▶ _WHAT IS REQUIRED_: Copy out each line containing "digit" from the entries below.
------------------------
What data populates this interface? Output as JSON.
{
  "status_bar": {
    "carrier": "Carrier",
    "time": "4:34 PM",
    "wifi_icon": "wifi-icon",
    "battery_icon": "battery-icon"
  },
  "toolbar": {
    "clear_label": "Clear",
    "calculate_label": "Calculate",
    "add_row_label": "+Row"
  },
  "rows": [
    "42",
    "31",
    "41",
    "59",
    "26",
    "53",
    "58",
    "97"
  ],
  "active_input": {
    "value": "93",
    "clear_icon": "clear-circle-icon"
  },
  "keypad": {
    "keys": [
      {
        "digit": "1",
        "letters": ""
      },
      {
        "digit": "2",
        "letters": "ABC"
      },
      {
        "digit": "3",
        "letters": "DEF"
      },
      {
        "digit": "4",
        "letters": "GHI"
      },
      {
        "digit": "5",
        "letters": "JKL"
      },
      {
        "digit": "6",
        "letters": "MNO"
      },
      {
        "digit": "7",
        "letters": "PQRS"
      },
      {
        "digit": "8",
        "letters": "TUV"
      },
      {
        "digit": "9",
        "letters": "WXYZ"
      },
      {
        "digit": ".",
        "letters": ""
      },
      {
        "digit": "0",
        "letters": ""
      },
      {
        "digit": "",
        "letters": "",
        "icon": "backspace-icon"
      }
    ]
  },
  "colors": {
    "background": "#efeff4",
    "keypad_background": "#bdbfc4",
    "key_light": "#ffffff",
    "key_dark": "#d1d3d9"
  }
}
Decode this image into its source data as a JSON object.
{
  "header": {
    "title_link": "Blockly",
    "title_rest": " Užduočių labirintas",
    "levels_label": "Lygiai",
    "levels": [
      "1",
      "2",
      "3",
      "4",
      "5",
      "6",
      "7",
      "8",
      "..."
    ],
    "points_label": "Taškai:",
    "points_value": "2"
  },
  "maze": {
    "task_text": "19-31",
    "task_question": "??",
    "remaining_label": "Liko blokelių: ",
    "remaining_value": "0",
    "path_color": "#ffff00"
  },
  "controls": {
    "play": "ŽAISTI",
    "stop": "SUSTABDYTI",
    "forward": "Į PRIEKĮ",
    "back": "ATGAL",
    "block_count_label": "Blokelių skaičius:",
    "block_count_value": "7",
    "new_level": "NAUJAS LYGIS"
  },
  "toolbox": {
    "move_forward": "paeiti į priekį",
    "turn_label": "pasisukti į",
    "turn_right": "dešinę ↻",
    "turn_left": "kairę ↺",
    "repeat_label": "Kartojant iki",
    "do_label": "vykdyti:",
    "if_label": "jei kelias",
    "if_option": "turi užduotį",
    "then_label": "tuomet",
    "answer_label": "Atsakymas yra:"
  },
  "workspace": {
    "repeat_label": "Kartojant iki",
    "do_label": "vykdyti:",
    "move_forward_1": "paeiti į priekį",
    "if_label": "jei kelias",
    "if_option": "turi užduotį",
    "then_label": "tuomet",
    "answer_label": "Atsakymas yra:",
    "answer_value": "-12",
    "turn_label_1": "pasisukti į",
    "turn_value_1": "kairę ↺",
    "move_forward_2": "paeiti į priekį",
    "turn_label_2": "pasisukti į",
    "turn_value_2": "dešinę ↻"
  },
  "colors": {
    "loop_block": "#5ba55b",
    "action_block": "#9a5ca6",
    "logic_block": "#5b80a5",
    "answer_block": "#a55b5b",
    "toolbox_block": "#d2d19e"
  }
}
------------------------
▶ _EXERCISE RESULT_:
        "digit": "1",
        "digit": "2",
        "digit": "3",
        "digit": "4",
        "digit": "5",
        "digit": "6",
        "digit": "7",
        "digit": "8",
        "digit": "9",
        "digit": ".",
        "digit": "0",
        "digit": "",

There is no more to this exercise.